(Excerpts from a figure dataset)
>> START

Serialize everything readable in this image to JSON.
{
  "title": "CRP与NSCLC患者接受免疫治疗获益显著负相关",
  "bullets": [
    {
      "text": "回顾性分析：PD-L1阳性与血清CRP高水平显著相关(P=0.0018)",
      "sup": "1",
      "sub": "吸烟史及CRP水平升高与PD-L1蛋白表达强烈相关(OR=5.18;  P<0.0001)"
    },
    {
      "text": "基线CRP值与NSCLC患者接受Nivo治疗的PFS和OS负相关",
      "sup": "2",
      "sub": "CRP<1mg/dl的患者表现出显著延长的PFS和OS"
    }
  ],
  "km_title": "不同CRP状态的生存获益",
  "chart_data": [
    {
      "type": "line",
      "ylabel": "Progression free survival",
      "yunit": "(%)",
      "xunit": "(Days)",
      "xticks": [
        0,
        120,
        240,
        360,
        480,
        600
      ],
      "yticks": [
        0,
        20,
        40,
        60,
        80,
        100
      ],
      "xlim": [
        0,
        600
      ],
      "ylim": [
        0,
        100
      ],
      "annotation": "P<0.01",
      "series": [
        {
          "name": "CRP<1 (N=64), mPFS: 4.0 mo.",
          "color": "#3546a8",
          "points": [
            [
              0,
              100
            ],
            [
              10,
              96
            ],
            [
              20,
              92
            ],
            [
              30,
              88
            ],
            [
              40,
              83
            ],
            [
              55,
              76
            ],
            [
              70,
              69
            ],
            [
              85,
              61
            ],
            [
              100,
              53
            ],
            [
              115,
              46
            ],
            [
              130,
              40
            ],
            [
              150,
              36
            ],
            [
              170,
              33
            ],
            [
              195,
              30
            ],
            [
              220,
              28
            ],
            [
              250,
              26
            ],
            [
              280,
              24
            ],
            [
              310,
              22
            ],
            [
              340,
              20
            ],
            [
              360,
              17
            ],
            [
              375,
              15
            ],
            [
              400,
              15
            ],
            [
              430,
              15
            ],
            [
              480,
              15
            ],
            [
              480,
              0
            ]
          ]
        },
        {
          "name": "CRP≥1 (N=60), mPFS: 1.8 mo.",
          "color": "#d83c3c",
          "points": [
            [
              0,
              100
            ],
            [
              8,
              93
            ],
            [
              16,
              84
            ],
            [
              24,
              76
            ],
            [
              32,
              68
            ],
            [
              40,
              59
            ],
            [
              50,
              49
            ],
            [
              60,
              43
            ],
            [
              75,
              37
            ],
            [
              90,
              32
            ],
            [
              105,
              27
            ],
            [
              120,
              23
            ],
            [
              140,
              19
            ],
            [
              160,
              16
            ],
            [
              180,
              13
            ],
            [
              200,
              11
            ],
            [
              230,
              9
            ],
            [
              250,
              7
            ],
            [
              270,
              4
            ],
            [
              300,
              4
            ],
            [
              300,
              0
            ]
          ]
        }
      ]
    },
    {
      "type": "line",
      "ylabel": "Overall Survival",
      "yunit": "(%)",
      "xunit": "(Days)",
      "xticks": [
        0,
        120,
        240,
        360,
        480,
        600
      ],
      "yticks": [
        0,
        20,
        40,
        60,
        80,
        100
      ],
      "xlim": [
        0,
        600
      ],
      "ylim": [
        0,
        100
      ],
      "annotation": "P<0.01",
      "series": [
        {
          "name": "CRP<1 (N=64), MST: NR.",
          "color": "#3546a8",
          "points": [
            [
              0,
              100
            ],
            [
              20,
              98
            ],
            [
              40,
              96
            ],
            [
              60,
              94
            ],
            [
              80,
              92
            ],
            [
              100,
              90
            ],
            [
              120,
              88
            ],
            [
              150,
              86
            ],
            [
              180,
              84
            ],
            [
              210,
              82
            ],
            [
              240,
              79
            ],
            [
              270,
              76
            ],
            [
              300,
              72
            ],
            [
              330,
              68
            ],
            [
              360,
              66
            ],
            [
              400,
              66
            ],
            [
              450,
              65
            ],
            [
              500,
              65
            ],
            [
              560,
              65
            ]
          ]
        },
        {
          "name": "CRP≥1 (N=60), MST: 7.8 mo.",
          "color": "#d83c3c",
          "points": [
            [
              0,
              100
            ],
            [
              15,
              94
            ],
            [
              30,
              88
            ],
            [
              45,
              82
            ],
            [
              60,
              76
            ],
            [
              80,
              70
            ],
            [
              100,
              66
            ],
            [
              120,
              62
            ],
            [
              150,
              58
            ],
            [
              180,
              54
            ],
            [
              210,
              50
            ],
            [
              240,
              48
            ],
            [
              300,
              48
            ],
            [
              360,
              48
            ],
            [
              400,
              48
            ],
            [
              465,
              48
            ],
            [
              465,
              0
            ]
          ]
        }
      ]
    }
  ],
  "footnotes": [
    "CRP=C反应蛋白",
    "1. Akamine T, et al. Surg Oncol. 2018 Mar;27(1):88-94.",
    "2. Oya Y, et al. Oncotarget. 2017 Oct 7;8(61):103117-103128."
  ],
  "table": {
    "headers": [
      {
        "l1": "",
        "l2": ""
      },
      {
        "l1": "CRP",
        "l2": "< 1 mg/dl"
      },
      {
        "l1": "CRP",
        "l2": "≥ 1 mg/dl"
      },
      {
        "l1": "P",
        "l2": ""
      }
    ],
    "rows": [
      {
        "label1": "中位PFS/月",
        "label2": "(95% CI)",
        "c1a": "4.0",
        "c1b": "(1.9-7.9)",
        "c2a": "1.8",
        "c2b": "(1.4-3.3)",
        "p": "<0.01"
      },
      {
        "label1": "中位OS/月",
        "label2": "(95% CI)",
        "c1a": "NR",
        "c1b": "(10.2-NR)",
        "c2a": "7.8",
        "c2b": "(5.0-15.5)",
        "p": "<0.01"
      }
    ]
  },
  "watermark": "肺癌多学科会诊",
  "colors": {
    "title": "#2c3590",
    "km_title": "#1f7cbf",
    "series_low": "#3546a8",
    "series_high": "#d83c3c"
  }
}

>> END

[WRITTEN EXERCISE]
Return the entries above exactly, each one complete.

[THE REPLY]
Serialize everything readable in this image to JSON.
{
  "title": "CRP与NSCLC患者接受免疫治疗获益显著负相关",
  "bullets": [
    {
      "text": "回顾性分析：PD-L1阳性与血清CRP高水平显著相关(P=0.0018)",
      "sup": "1",
      "sub": "吸烟史及CRP水平升高与PD-L1蛋白表达强烈相关(OR=5.18;  P<0.0001)"
    },
    {
      "text": "基线CRP值与NSCLC患者接受Nivo治疗的PFS和OS负相关",
      "sup": "2",
      "sub": "CRP<1mg/dl的患者表现出显著延长的PFS和OS"
    }
  ],
  "km_title": "不同CRP状态的生存获益",
  "chart_data": [
    {
      "type": "line",
      "ylabel": "Progression free survival",
      "yunit": "(%)",
      "xunit": "(Days)",
      "xticks": [
        0,
        120,
        240,
        360,
        480,
        600
      ],
      "yticks": [
        0,
        20,
        40,
        60,
        80,
        100
      ],
      "xlim": [
        0,
        600
      ],
      "ylim": [
        0,
        100
      ],
      "annotation": "P<0.01",
      "series": [
        {
          "name": "CRP<1 (N=64), mPFS: 4.0 mo.",
          "color": "#3546a8",
          "points": [
            [
              0,
              100
            ],
            [
              10,
              96
            ],
            [
              20,
              92
            ],
            [
              30,
              88
            ],
            [
              40,
              83
            ],
            [
              55,
              76
            ],
            [
              70,
              69
            ],
            [
              85,
              61
            ],
            [
              100,
              53
            ],
            [
              115,
              46
            ],
            [
              130,
              40
            ],
            [
              150,
              36
            ],
            [
              170,
              33
            ],
            [
              195,
              30
            ],
            [
              220,
              28
            ],
            [
              250,
              26
            ],
            [
              280,
              24
            ],
            [
              310,
              22
            ],
            [
              340,
              20
            ],
            [
              360,
              17
            ],
            [
              375,
              15
            ],
            [
              400,
              15
            ],
            [
              430,
              15
            ],
            [
              480,
              15
            ],
            [
              480,
              0
            ]
          ]
        },
        {
          "name": "CRP≥1 (N=60), mPFS: 1.8 mo.",
          "color": "#d83c3c",
          "points": [
            [
              0,
              100
            ],
            [
              8,
              93
            ],
            [
              16,
              84
            ],
            [
              24,
              76
            ],
            [
              32,
              68
            ],
            [
              40,
              59
            ],
            [
              50,
              49
            ],
            [
              60,
              43
            ],
            [
              75,
              37
            ],
            [
              90,
              32
            ],
            [
              105,
              27
            ],
            [
              120,
              23
            ],
            [
              140,
              19
            ],
            [
              160,
              16
            ],
            [
              180,
              13
            ],
            [
              200,
              11
            ],
            [
              230,
              9
            ],
            [
              250,
              7
            ],
            [
              270,
              4
            ],
            [
              300,
              4
            ],
            [
              300,
              0
            ]
          ]
        }
      ]
    },
    {
      "type": "line",
      "ylabel": "Overall Survival",
      "yunit": "(%)",
      "xunit": "(Days)",
      "xticks": [
        0,
        120,
        240,
        360,
        480,
        600
      ],
      "yticks": [
        0,
        20,
        40,
        60,
        80,
        100
      ],
      "xlim": [
        0,
        600
      ],
      "ylim": [
        0,
        100
      ],
      "annotation": "P<0.01",
      "series": [
        {
          "name": "CRP<1 (N=64), MST: NR.",
          "color": "#3546a8",
          "points": [
            [
              0,
              100
            ],
            [
              20,
              98
            ],
            [
              40,
              96
            ],
            [
              60,
              94
            ],
            [
              80,
              92
            ],
            [
              100,
              90
            ],
            [
              120,
              88
            ],
            [
              150,
              86
            ],
            [
              180,
              84
            ],
            [
              210,
              82
            ],
            [
              240,
              79
            ],
            [
              270,
              76
            ],
            [
              300,
              72
            ],
            [
              330,
              68
            ],
            [
              360,
              66
            ],
            [
              400,
              66
            ],
            [
              450,
              65
            ],
            [
              500,
              65
            ],
            [
              560,
              65
            ]
          ]
        },
        {
          "name": "CRP≥1 (N=60), MST: 7.8 mo.",
          "color": "#d83c3c",
          "points": [
            [
              0,
              100
            ],
            [
              15,
              94
            ],
            [
              30,
              88
            ],
            [
              45,
              82
            ],
            [
              60,
              76
            ],
            [
              80,
              70
            ],
            [
              100,
              66
            ],
            [
              120,
              62
            ],
            [
              150,
              58
            ],
            [
              180,
              54
            ],
            [
              210,
              50
            ],
            [
              240,
              48
            ],
            [
              300,
              48
            ],
            [
              360,
              48
            ],
            [
              400,
              48
            ],
            [
              465,
              48
            ],
            [
              465,
              0
            ]
          ]
        }
      ]
    }
  ],
  "footnotes": [
    "CRP=C反应蛋白",
    "1. Akamine T, et al. Surg Oncol. 2018 Mar;27(1):88-94.",
    "2. Oya Y, et al. Oncotarget. 2017 Oct 7;8(61):103117-103128."
  ],
  "table": {
    "headers": [
      {
        "l1": "",
        "l2": ""
      },
      {
        "l1": "CRP",
        "l2": "< 1 mg/dl"
      },
      {
        "l1": "CRP",
        "l2": "≥ 1 mg/dl"
      },
      {
        "l1": "P",
        "l2": ""
      }
    ],
    "rows": [
      {
        "label1": "中位PFS/月",
        "label2": "(95% CI)",
        "c1a": "4.0",
        "c1b": "(1.9-7.9)",
        "c2a": "1.8",
        "c2b": "(1.4-3.3)",
        "p": "<0.01"
      },
      {
        "label1": "中位OS/月",
        "label2": "(95% CI)",
        "c1a": "NR",
        "c1b": "(10.2-NR)",
        "c2a": "7.8",
        "c2b": "(5.0-15.5)",
        "p": "<0.01"
      }
    ]
  },
  "watermark": "肺癌多学科会诊",
  "colors": {
    "title": "#2c3590",
    "km_title": "#1f7cbf",
    "series_low": "#3546a8",
    "series_high": "#d83c3c"
  }
}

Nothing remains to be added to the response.